--- START RECORDS PROVIDED ---

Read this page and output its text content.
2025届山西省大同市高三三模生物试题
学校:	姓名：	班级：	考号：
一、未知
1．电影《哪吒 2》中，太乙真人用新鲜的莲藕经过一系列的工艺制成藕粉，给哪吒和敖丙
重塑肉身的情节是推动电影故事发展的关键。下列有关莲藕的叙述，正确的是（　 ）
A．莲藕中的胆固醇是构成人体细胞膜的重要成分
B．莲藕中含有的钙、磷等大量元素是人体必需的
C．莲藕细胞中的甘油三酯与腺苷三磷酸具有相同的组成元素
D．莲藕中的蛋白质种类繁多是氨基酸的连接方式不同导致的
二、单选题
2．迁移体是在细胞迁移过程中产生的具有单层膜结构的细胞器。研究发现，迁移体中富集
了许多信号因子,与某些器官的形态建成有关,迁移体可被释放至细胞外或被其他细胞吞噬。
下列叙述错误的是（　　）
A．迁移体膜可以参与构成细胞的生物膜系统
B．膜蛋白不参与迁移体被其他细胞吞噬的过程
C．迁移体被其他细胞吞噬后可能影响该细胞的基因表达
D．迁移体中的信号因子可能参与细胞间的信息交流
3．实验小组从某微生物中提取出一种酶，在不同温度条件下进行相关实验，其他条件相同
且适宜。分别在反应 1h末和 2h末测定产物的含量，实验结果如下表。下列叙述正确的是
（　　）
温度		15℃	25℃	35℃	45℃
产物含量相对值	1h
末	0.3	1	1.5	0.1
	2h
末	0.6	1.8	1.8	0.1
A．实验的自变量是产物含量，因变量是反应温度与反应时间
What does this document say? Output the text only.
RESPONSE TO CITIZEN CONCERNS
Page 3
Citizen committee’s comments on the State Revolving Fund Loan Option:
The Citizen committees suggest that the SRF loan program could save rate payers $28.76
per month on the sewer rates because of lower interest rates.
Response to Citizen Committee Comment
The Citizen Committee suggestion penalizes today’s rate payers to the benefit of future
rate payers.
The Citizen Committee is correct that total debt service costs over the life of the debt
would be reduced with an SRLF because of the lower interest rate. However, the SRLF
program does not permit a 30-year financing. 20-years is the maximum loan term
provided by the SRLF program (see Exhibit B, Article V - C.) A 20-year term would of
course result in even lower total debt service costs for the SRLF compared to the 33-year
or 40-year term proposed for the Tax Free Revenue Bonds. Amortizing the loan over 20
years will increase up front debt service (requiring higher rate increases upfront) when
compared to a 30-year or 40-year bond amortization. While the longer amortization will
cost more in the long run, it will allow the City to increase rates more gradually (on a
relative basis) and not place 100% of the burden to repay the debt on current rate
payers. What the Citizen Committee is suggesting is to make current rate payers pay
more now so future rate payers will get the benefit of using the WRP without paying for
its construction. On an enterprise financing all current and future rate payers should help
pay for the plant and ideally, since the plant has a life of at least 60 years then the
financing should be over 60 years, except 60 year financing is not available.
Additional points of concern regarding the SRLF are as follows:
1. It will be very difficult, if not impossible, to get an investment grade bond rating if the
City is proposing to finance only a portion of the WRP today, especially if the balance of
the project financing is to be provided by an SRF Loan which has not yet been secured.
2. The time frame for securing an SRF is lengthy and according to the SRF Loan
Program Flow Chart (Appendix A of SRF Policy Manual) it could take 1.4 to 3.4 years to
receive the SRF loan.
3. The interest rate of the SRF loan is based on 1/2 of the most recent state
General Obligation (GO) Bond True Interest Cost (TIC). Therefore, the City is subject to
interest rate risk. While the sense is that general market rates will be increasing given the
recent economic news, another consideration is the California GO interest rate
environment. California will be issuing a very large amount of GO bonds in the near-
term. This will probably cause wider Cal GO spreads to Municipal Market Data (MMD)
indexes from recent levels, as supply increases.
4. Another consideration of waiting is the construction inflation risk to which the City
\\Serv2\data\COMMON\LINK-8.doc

--- END RECORDS PROVIDED ---

→ **DIRECTIONS**:
Copy all lines from the data that hold the word "total".

→ **WORKED SOLUTION**:
The Citizen Committee is correct that total debt service costs over the life of the debt
course result in even lower total debt service costs for the SRLF compared to the 33-year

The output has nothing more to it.